## Begin

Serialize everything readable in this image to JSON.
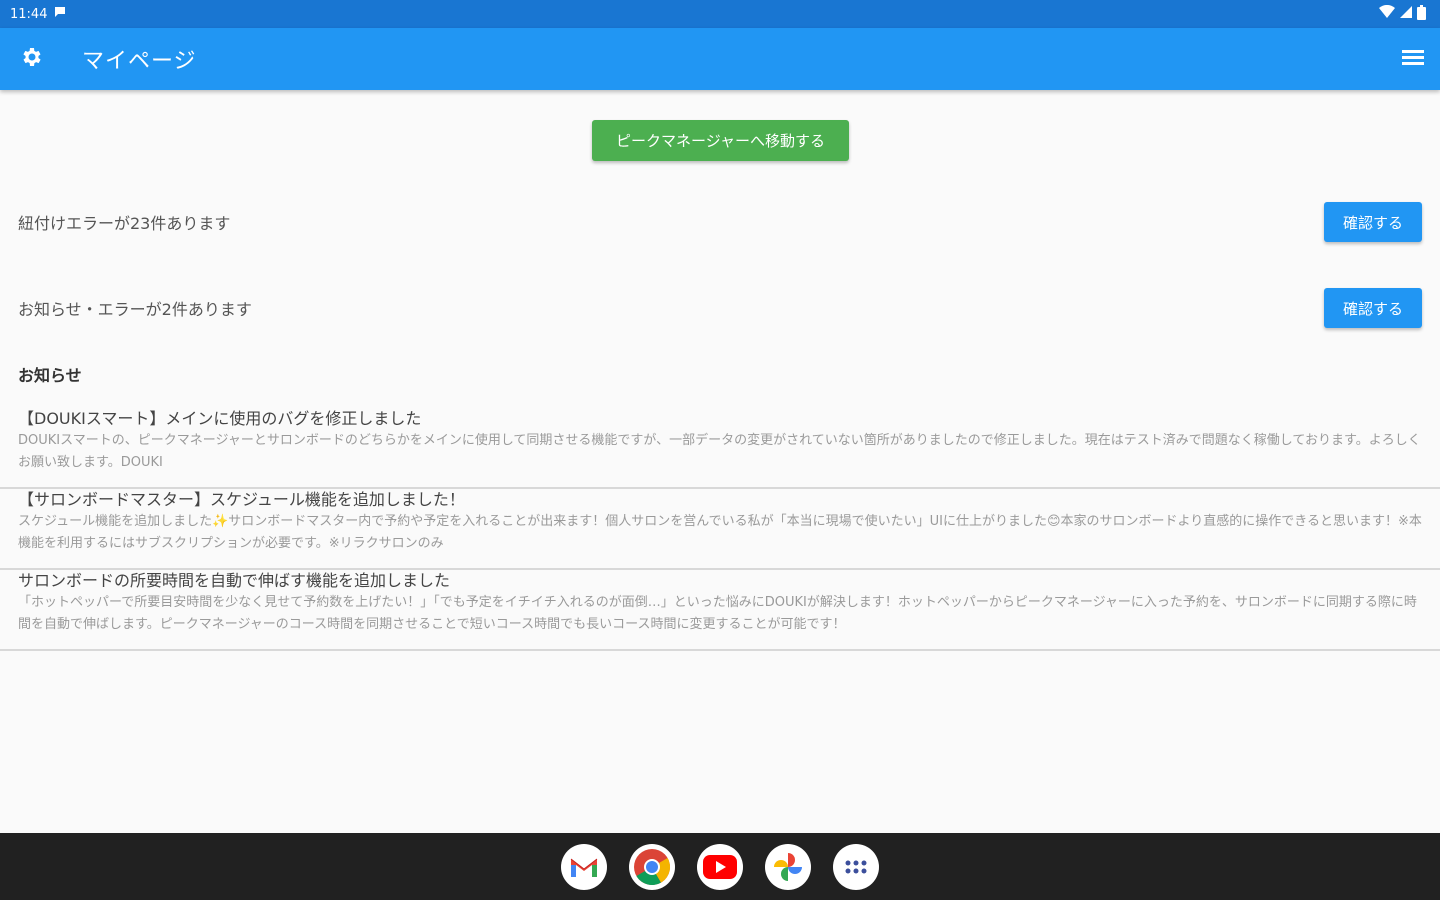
{
  "status_bar": {
    "time": "11:44"
  },
  "app_bar": {
    "title": "マイページ"
  },
  "actions": {
    "move_button": "ピークマネージャーへ移動する",
    "link_error": {
      "label": "紐付けエラーが23件あります",
      "button": "確認する"
    },
    "notice_error": {
      "label": "お知らせ・エラーが2件あります",
      "button": "確認する"
    }
  },
  "news": {
    "heading": "お知らせ",
    "items": [
      {
        "title": "【DOUKIスマート】メインに使用のバグを修正しました",
        "body": "DOUKIスマートの、ピークマネージャーとサロンボードのどちらかをメインに使用して同期させる機能ですが、一部データの変更がされていない箇所がありましたので修正しました。現在はテスト済みで問題なく稼働しております。よろしくお願い致します。DOUKI"
      },
      {
        "title": "【サロンボードマスター】スケジュール機能を追加しました！",
        "body": "スケジュール機能を追加しました✨サロンボードマスター内で予約や予定を入れることが出来ます！個人サロンを営んでいる私が「本当に現場で使いたい」UIに仕上がりました😊本家のサロンボードより直感的に操作できると思います！※本機能を利用するにはサブスクリプションが必要です。※リラクサロンのみ"
      },
      {
        "title": "サロンボードの所要時間を自動で伸ばす機能を追加しました",
        "body": "「ホットペッパーで所要目安時間を少なく見せて予約数を上げたい！」「でも予定をイチイチ入れるのが面倒…」といった悩みにDOUKIが解決します！ホットペッパーからピークマネージャーに入った予約を、サロンボードに同期する際に時間を自動で伸ばします。ピークマネージャーのコース時間を同期させることで短いコース時間でも長いコース時間に変更することが可能です！"
      }
    ]
  },
  "dock": {
    "apps": [
      "gmail-icon",
      "chrome-icon",
      "youtube-icon",
      "photos-icon",
      "app-drawer-icon"
    ]
  }
}
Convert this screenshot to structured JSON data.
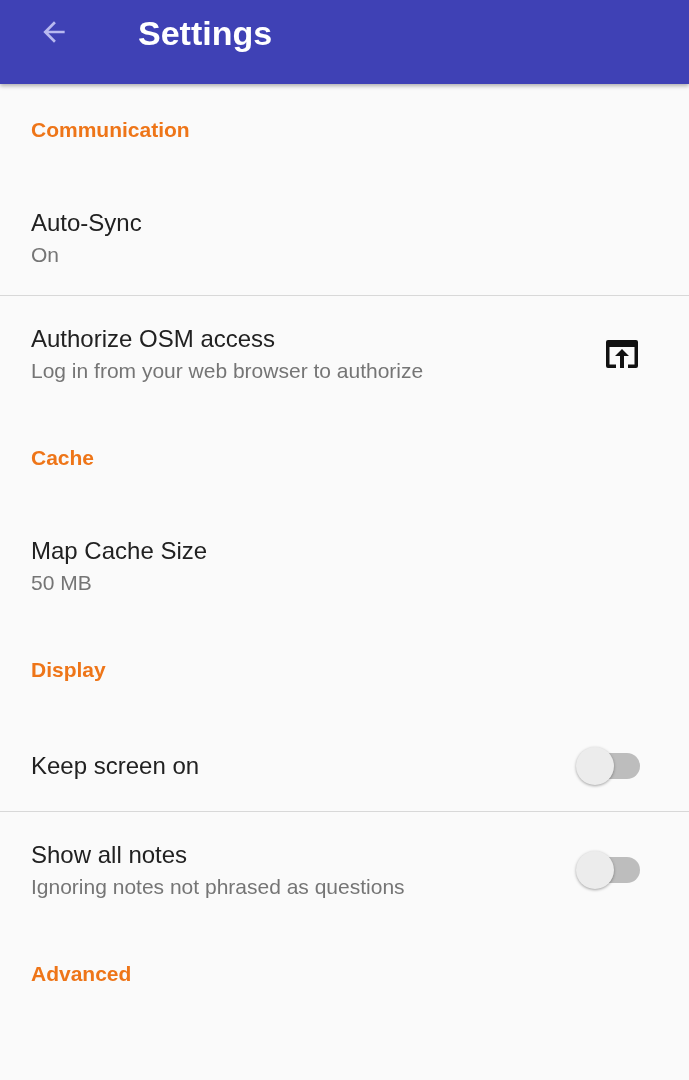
{
  "app_bar": {
    "title": "Settings"
  },
  "sections": [
    {
      "title": "Communication",
      "items": [
        {
          "kind": "text",
          "title": "Auto-Sync",
          "summary": "On",
          "divider": true
        },
        {
          "kind": "link",
          "title": "Authorize OSM access",
          "summary": "Log in from your web browser to authorize",
          "divider": false
        }
      ]
    },
    {
      "title": "Cache",
      "items": [
        {
          "kind": "text",
          "title": "Map Cache Size",
          "summary": "50 MB",
          "divider": false
        }
      ]
    },
    {
      "title": "Display",
      "items": [
        {
          "kind": "switch",
          "title": "Keep screen on",
          "on": false,
          "divider": true
        },
        {
          "kind": "switch",
          "title": "Show all notes",
          "summary": "Ignoring notes not phrased as questions",
          "on": false,
          "divider": false
        }
      ]
    },
    {
      "title": "Advanced"
    }
  ]
}
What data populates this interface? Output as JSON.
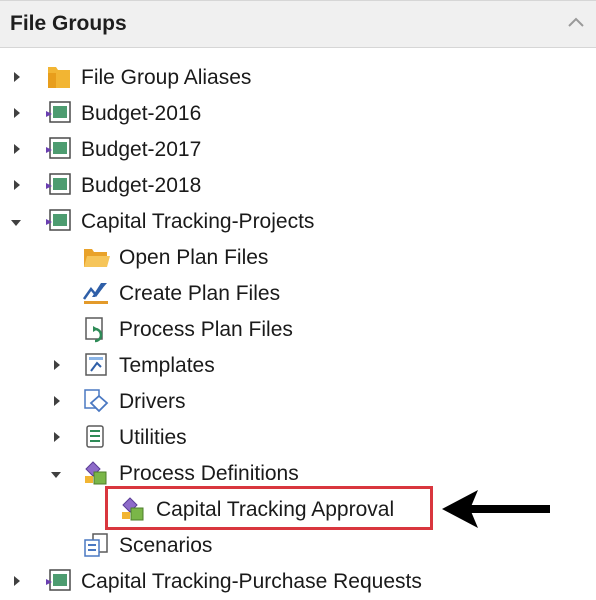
{
  "panel": {
    "title": "File Groups"
  },
  "tree": {
    "file_group_aliases": "File Group Aliases",
    "budget_2016": "Budget-2016",
    "budget_2017": "Budget-2017",
    "budget_2018": "Budget-2018",
    "capital_tracking_projects": "Capital Tracking-Projects",
    "open_plan_files": "Open Plan Files",
    "create_plan_files": "Create Plan Files",
    "process_plan_files": "Process Plan Files",
    "templates": "Templates",
    "drivers": "Drivers",
    "utilities": "Utilities",
    "process_definitions": "Process Definitions",
    "capital_tracking_approval": "Capital Tracking Approval",
    "scenarios": "Scenarios",
    "capital_tracking_purchase_requests": "Capital Tracking-Purchase Requests"
  },
  "colors": {
    "highlight": "#d9363e",
    "folder": "#f2b533",
    "filegroup": "#2e8b57",
    "arrow": "#000000"
  },
  "icons": {
    "collapse": "chevron-up-icon",
    "expanded": "triangle-down-icon",
    "collapsed": "triangle-right-icon",
    "folder": "folder-icon",
    "filegroup": "file-group-icon",
    "process": "process-definition-icon"
  }
}
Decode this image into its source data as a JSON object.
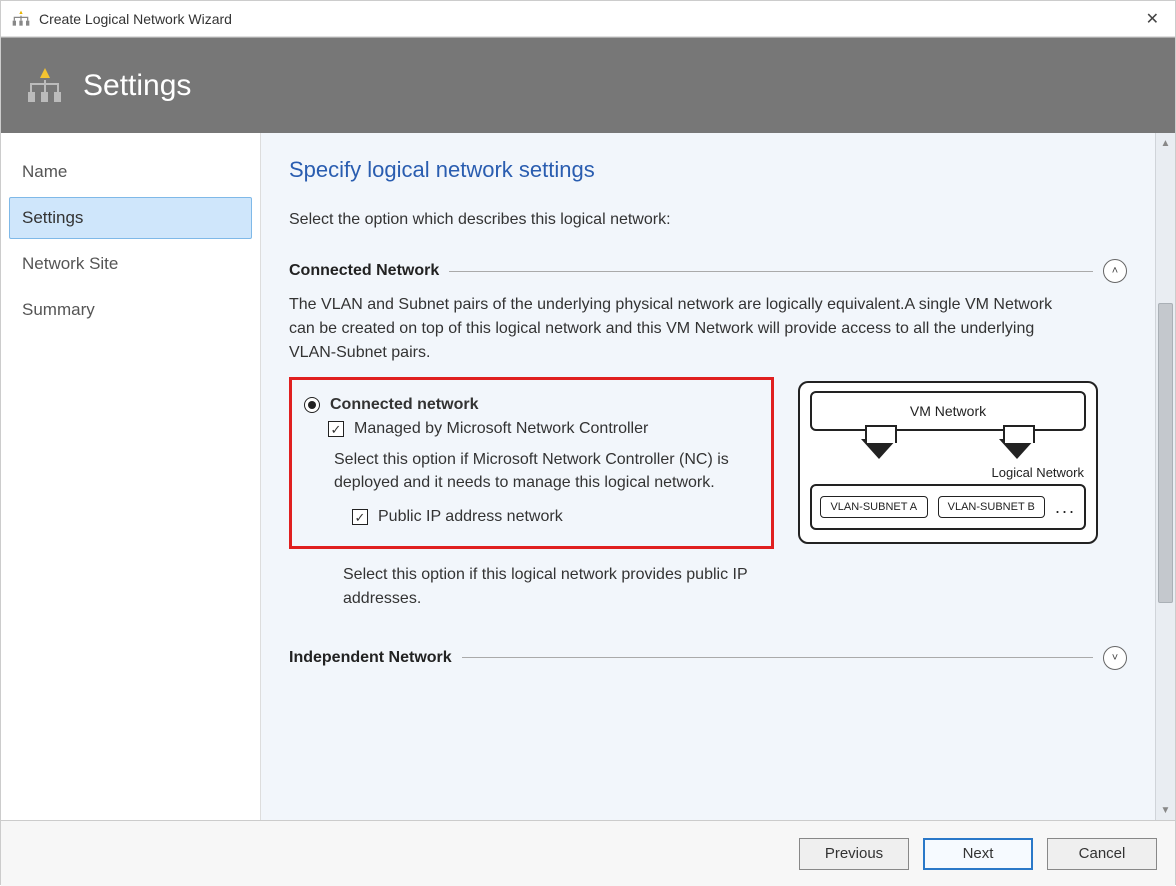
{
  "window": {
    "title": "Create Logical Network Wizard"
  },
  "banner": {
    "title": "Settings"
  },
  "sidebar": {
    "items": [
      {
        "label": "Name",
        "selected": false
      },
      {
        "label": "Settings",
        "selected": true
      },
      {
        "label": "Network Site",
        "selected": false
      },
      {
        "label": "Summary",
        "selected": false
      }
    ]
  },
  "content": {
    "heading": "Specify logical network settings",
    "instruction": "Select the option which describes this logical network:",
    "connected": {
      "section_title": "Connected Network",
      "description": "The VLAN and Subnet pairs of the underlying physical network are logically equivalent.A single VM Network can be created on top of this logical network and this VM Network will provide access to all the underlying VLAN-Subnet pairs.",
      "radio_label": "Connected network",
      "managed_label": "Managed by Microsoft Network Controller",
      "managed_desc": "Select this option if Microsoft Network Controller (NC) is deployed and it needs to manage this logical network.",
      "public_ip_label": "Public IP address network",
      "public_ip_desc": "Select this option if this logical network provides public IP addresses."
    },
    "independent": {
      "section_title": "Independent Network"
    },
    "diagram": {
      "vm": "VM Network",
      "ln": "Logical  Network",
      "sub_a": "VLAN-SUBNET A",
      "sub_b": "VLAN-SUBNET B",
      "dots": "..."
    }
  },
  "footer": {
    "previous": "Previous",
    "next": "Next",
    "cancel": "Cancel"
  },
  "glyphs": {
    "check": "✓",
    "chev_up": "˄",
    "chev_down": "˅",
    "tri_up": "▲",
    "tri_down": "▼",
    "close": "✕"
  }
}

## End

SHORT PROBLEM -
Transcribe each entry above exactly, apart from the pictures.

THE ANSWER -
Serialize everything readable in this image to JSON.
{
  "status_bar": {
    "time": "11:44"
  },
  "app_bar": {
    "title": "マイページ"
  },
  "actions": {
    "move_button": "ピークマネージャーへ移動する",
    "link_error": {
      "label": "紐付けエラーが23件あります",
      "button": "確認する"
    },
    "notice_error": {
      "label": "お知らせ・エラーが2件あります",
      "button": "確認する"
    }
  },
  "news": {
    "heading": "お知らせ",
    "items": [
      {
        "title": "【DOUKIスマート】メインに使用のバグを修正しました",
        "body": "DOUKIスマートの、ピークマネージャーとサロンボードのどちらかをメインに使用して同期させる機能ですが、一部データの変更がされていない箇所がありましたので修正しました。現在はテスト済みで問題なく稼働しております。よろしくお願い致します。DOUKI"
      },
      {
        "title": "【サロンボードマスター】スケジュール機能を追加しました！",
        "body": "スケジュール機能を追加しました✨サロンボードマスター内で予約や予定を入れることが出来ます！個人サロンを営んでいる私が「本当に現場で使いたい」UIに仕上がりました😊本家のサロンボードより直感的に操作できると思います！※本機能を利用するにはサブスクリプションが必要です。※リラクサロンのみ"
      },
      {
        "title": "サロンボードの所要時間を自動で伸ばす機能を追加しました",
        "body": "「ホットペッパーで所要目安時間を少なく見せて予約数を上げたい！」「でも予定をイチイチ入れるのが面倒…」といった悩みにDOUKIが解決します！ホットペッパーからピークマネージャーに入った予約を、サロンボードに同期する際に時間を自動で伸ばします。ピークマネージャーのコース時間を同期させることで短いコース時間でも長いコース時間に変更することが可能です！"
      }
    ]
  },
  "dock": {
    "apps": [
      "gmail-icon",
      "chrome-icon",
      "youtube-icon",
      "photos-icon",
      "app-drawer-icon"
    ]
  }
}
Convert this screenshot to structured JSON data.
{
  "app_bar": {
    "title": "Settings"
  },
  "sections": [
    {
      "title": "Communication",
      "items": [
        {
          "kind": "text",
          "title": "Auto-Sync",
          "summary": "On",
          "divider": true
        },
        {
          "kind": "link",
          "title": "Authorize OSM access",
          "summary": "Log in from your web browser to authorize",
          "divider": false
        }
      ]
    },
    {
      "title": "Cache",
      "items": [
        {
          "kind": "text",
          "title": "Map Cache Size",
          "summary": "50 MB",
          "divider": false
        }
      ]
    },
    {
      "title": "Display",
      "items": [
        {
          "kind": "switch",
          "title": "Keep screen on",
          "on": false,
          "divider": true
        },
        {
          "kind": "switch",
          "title": "Show all notes",
          "summary": "Ignoring notes not phrased as questions",
          "on": false,
          "divider": false
        }
      ]
    },
    {
      "title": "Advanced"
    }
  ]
}
What data populates this interface? Output as JSON.
{
  "panel": {
    "title": "File Groups"
  },
  "tree": {
    "file_group_aliases": "File Group Aliases",
    "budget_2016": "Budget-2016",
    "budget_2017": "Budget-2017",
    "budget_2018": "Budget-2018",
    "capital_tracking_projects": "Capital Tracking-Projects",
    "open_plan_files": "Open Plan Files",
    "create_plan_files": "Create Plan Files",
    "process_plan_files": "Process Plan Files",
    "templates": "Templates",
    "drivers": "Drivers",
    "utilities": "Utilities",
    "process_definitions": "Process Definitions",
    "capital_tracking_approval": "Capital Tracking Approval",
    "scenarios": "Scenarios",
    "capital_tracking_purchase_requests": "Capital Tracking-Purchase Requests"
  },
  "colors": {
    "highlight": "#d9363e",
    "folder": "#f2b533",
    "filegroup": "#2e8b57",
    "arrow": "#000000"
  },
  "icons": {
    "collapse": "chevron-up-icon",
    "expanded": "triangle-down-icon",
    "collapsed": "triangle-right-icon",
    "folder": "folder-icon",
    "filegroup": "file-group-icon",
    "process": "process-definition-icon"
  }
}
Decode this image into its source data as a JSON object.
{
  "window": {
    "title": "Create Logical Network Wizard"
  },
  "banner": {
    "title": "Settings"
  },
  "sidebar": {
    "items": [
      {
        "label": "Name",
        "selected": false
      },
      {
        "label": "Settings",
        "selected": true
      },
      {
        "label": "Network Site",
        "selected": false
      },
      {
        "label": "Summary",
        "selected": false
      }
    ]
  },
  "content": {
    "heading": "Specify logical network settings",
    "instruction": "Select the option which describes this logical network:",
    "connected": {
      "section_title": "Connected Network",
      "description": "The VLAN and Subnet pairs of the underlying physical network are logically equivalent.A single VM Network can be created on top of this logical network and this VM Network will provide access to all the underlying VLAN-Subnet pairs.",
      "radio_label": "Connected network",
      "managed_label": "Managed by Microsoft Network Controller",
      "managed_desc": "Select this option if Microsoft Network Controller (NC) is deployed and it needs to manage this logical network.",
      "public_ip_label": "Public IP address network",
      "public_ip_desc": "Select this option if this logical network provides public IP addresses."
    },
    "independent": {
      "section_title": "Independent Network"
    },
    "diagram": {
      "vm": "VM Network",
      "ln": "Logical  Network",
      "sub_a": "VLAN-SUBNET A",
      "sub_b": "VLAN-SUBNET B",
      "dots": "..."
    }
  },
  "footer": {
    "previous": "Previous",
    "next": "Next",
    "cancel": "Cancel"
  },
  "glyphs": {
    "check": "✓",
    "chev_up": "˄",
    "chev_down": "˅",
    "tri_up": "▲",
    "tri_down": "▼",
    "close": "✕"
  }
}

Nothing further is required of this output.